**Rows**
--- start ---

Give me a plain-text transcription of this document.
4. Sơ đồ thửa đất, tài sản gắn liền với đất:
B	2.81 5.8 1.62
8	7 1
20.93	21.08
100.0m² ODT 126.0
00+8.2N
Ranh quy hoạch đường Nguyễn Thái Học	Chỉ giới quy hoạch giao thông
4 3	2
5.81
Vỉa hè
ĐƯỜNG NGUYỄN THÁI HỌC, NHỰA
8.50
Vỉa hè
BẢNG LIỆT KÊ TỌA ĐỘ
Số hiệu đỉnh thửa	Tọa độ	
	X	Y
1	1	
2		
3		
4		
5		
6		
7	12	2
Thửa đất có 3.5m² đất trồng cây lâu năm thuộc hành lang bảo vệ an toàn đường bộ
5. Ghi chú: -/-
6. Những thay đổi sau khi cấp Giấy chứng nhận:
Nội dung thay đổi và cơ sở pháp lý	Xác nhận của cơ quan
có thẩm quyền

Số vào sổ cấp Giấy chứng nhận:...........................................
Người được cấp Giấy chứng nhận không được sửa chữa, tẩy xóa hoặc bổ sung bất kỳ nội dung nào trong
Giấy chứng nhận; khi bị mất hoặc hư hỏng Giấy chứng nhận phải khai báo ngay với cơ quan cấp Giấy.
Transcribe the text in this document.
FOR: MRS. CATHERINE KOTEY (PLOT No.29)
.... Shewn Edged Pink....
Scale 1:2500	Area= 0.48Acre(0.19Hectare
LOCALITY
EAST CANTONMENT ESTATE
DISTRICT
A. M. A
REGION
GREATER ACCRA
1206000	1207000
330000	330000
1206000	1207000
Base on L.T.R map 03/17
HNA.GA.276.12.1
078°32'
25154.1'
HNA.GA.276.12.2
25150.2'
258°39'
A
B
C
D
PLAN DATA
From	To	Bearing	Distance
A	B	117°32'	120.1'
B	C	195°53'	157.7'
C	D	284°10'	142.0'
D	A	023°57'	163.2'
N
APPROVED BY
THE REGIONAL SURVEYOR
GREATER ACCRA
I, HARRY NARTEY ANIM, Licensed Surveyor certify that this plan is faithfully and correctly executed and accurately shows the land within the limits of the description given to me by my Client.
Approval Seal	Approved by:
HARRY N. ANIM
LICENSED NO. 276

--- end ---
--- start ---

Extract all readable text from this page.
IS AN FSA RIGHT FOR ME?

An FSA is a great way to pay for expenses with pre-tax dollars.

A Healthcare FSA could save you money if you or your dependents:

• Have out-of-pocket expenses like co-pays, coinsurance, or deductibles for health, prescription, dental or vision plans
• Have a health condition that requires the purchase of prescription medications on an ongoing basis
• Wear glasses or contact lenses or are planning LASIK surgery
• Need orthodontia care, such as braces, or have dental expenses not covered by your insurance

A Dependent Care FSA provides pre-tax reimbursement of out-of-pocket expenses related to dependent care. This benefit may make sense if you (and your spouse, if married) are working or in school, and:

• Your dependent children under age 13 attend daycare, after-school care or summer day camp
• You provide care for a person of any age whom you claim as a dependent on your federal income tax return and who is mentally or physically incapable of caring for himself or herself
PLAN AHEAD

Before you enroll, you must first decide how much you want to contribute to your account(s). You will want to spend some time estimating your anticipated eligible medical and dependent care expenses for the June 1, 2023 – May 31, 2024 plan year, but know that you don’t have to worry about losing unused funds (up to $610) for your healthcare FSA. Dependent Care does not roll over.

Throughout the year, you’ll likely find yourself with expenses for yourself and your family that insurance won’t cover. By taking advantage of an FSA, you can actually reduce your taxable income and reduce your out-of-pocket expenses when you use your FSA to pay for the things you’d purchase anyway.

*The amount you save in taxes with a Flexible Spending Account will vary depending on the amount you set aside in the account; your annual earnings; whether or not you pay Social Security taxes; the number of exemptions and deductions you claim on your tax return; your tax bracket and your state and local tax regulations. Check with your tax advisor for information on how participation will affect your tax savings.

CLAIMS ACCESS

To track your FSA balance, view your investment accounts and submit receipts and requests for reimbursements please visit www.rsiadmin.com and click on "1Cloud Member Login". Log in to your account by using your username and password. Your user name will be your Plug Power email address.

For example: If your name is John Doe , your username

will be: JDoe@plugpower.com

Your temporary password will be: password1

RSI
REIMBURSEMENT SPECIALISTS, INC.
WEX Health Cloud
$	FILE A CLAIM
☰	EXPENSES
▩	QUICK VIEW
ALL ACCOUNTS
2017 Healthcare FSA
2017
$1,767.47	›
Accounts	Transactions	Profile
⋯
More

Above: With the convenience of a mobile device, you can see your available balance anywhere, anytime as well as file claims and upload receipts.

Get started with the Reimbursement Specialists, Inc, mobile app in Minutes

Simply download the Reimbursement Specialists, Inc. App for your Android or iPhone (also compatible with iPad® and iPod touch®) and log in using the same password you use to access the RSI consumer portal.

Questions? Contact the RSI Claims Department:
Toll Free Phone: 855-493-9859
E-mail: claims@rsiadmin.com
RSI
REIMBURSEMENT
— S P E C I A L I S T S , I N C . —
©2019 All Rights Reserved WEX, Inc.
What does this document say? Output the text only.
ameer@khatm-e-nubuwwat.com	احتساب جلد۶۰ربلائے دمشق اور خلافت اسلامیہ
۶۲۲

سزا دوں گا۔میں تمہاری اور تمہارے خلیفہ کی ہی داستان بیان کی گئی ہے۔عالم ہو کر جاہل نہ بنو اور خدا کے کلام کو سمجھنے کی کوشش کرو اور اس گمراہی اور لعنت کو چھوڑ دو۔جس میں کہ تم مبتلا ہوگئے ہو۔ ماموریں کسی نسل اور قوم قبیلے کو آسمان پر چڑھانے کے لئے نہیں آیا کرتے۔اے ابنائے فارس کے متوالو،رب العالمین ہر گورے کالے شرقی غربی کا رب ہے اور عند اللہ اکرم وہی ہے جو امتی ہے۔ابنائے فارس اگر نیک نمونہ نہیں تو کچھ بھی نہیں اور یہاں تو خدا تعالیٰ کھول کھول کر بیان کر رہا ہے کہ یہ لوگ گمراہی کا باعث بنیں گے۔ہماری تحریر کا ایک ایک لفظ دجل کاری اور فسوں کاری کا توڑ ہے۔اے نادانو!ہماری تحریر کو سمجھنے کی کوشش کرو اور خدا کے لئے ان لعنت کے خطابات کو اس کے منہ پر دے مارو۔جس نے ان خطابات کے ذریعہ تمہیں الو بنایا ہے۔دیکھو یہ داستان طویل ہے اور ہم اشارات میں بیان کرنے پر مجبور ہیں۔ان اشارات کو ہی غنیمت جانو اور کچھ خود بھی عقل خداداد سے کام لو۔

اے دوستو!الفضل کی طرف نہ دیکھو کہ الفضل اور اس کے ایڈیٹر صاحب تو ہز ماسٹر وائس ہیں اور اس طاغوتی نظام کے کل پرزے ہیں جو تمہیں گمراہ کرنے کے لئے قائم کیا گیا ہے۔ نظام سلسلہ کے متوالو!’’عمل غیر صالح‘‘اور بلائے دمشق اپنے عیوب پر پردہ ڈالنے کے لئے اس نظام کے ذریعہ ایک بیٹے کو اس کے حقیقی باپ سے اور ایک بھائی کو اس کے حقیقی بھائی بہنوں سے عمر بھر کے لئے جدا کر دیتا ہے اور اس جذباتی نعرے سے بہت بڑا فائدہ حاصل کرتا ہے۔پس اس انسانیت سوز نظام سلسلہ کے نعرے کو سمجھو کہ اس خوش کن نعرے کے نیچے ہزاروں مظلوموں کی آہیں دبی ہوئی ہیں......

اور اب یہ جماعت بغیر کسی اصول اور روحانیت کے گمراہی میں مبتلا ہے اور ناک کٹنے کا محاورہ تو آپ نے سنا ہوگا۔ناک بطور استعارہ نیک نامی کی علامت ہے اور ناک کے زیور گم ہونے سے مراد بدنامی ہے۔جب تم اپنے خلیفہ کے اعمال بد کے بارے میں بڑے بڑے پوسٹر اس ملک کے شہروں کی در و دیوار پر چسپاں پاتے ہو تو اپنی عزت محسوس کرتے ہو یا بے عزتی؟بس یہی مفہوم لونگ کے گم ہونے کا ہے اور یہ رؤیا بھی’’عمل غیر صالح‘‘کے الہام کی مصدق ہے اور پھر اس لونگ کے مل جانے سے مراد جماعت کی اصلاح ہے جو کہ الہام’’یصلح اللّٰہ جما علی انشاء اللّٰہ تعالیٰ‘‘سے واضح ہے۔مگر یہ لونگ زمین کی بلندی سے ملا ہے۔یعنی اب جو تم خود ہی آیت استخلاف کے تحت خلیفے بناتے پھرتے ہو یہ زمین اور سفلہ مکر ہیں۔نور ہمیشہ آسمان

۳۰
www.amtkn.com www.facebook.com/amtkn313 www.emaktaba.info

--- end ---
--- start ---

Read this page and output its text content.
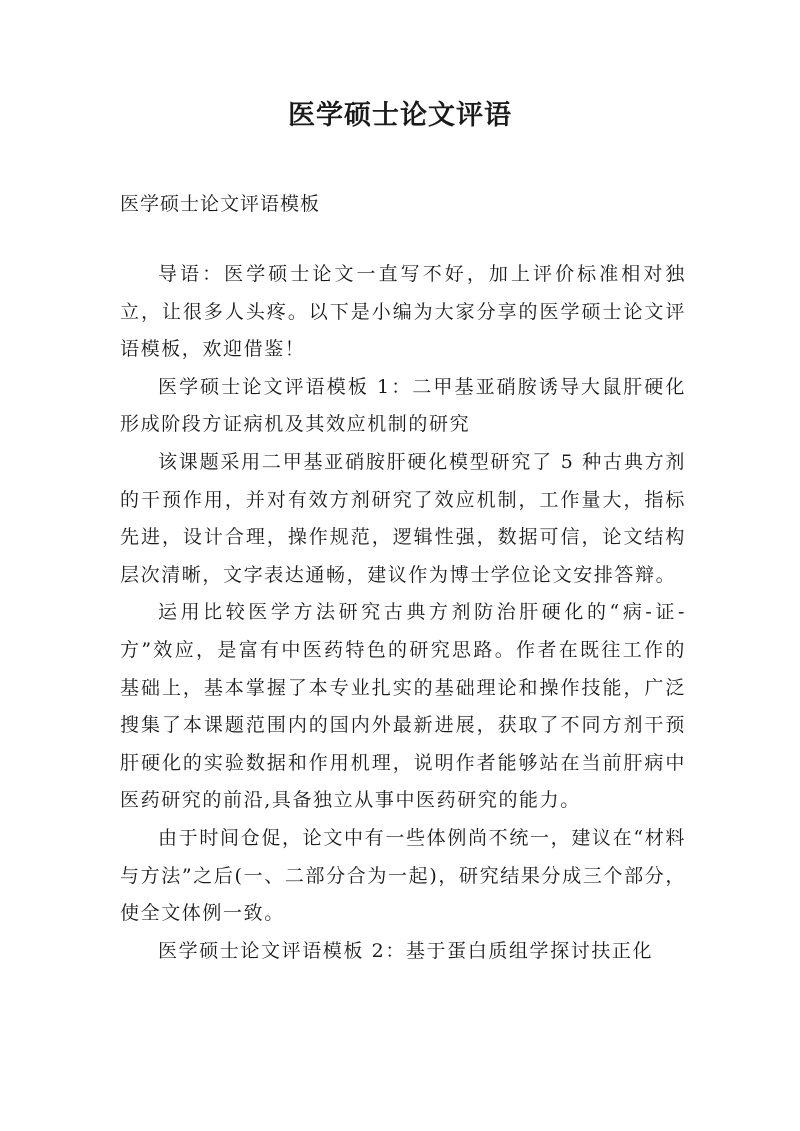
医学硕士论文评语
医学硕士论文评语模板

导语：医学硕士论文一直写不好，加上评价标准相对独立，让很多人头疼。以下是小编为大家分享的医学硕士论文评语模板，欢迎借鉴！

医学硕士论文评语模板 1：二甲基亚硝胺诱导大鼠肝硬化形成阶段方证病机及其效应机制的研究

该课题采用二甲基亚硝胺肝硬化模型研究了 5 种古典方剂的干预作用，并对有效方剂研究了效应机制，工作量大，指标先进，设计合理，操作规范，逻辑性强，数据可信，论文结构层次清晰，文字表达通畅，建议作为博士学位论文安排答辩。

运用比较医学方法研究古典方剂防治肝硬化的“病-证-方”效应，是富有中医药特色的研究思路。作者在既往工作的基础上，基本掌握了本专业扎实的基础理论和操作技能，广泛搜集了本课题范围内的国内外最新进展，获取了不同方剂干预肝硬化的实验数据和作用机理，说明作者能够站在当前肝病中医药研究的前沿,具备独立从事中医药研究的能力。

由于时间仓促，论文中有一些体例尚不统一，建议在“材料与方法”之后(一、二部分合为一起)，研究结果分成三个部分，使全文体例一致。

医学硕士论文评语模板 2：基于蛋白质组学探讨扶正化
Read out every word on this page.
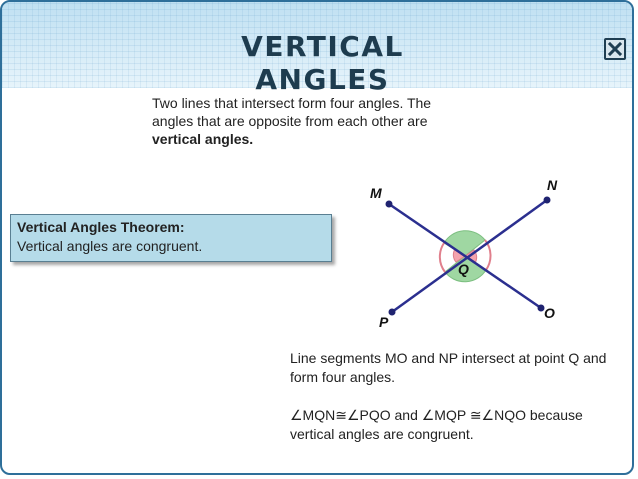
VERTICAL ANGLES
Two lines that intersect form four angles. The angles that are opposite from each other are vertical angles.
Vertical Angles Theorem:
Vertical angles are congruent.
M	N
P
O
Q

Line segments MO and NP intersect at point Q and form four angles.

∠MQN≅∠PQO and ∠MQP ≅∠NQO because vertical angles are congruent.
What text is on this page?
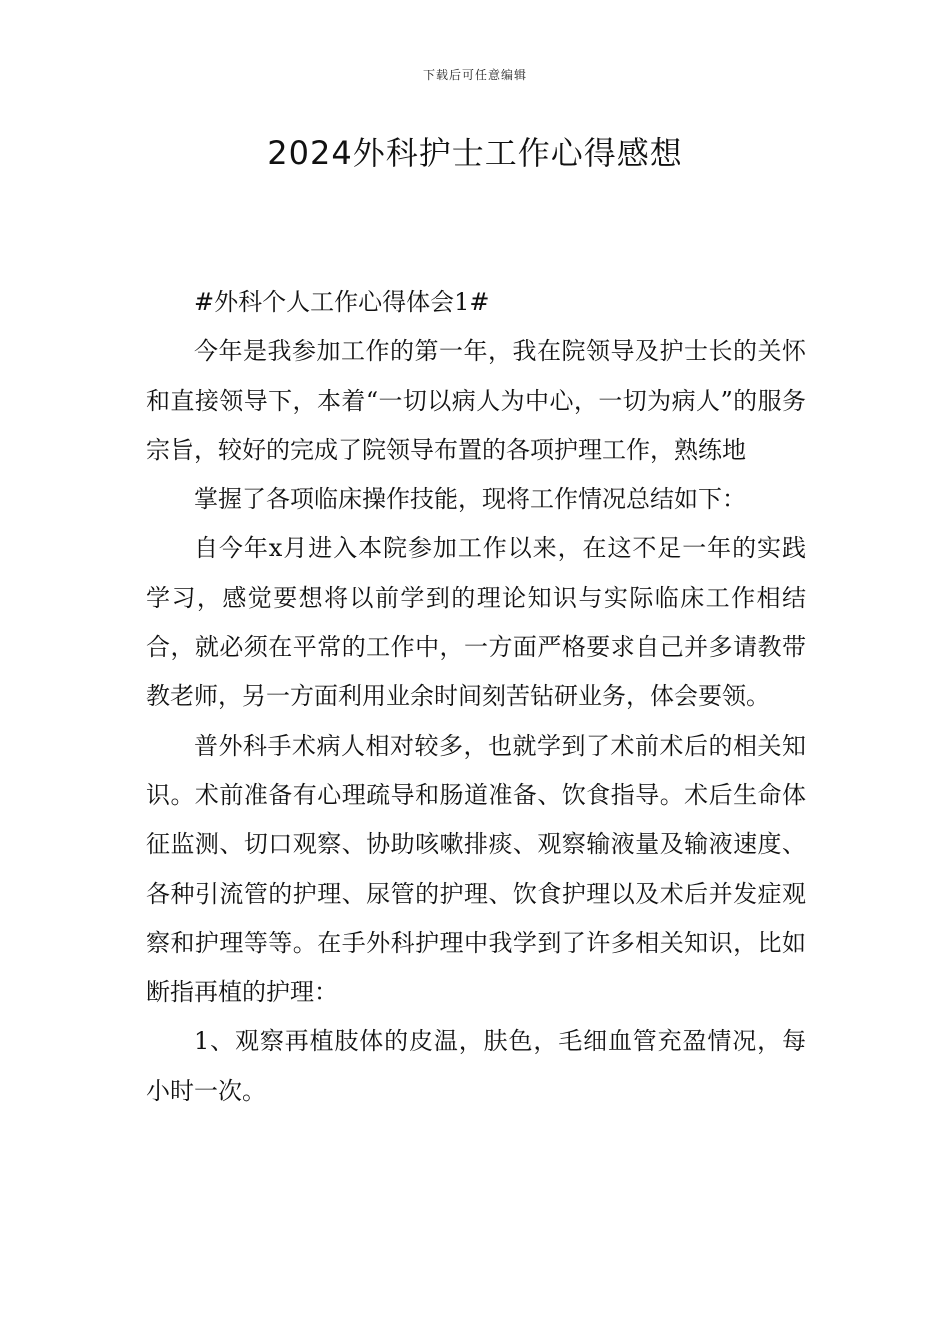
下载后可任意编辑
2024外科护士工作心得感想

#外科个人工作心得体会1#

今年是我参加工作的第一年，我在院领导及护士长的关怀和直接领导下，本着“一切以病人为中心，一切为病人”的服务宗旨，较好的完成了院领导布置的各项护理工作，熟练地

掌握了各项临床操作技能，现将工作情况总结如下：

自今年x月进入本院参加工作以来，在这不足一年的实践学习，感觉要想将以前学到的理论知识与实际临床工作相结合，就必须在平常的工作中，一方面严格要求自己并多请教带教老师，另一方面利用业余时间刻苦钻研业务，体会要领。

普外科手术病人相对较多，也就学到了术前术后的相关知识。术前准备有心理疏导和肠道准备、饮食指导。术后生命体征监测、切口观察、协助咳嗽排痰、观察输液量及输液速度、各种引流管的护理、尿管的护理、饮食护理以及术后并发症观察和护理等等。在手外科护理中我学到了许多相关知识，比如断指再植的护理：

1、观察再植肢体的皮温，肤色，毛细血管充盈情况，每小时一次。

--- end ---

**Task statement**
Within the listing above, copy each line that has the string "balance".

**Correct result**
To track your FSA balance, view your investment accounts and submit receipts and requests for reimbursements please visit www.rsiadmin.com and click on "1Cloud Member Login". Log in to your account by using your username and password. Your user name will be your Plug Power email address.
Above: With the convenience of a mobile device, you can see your available balance anywhere, anytime as well as file claims and upload receipts.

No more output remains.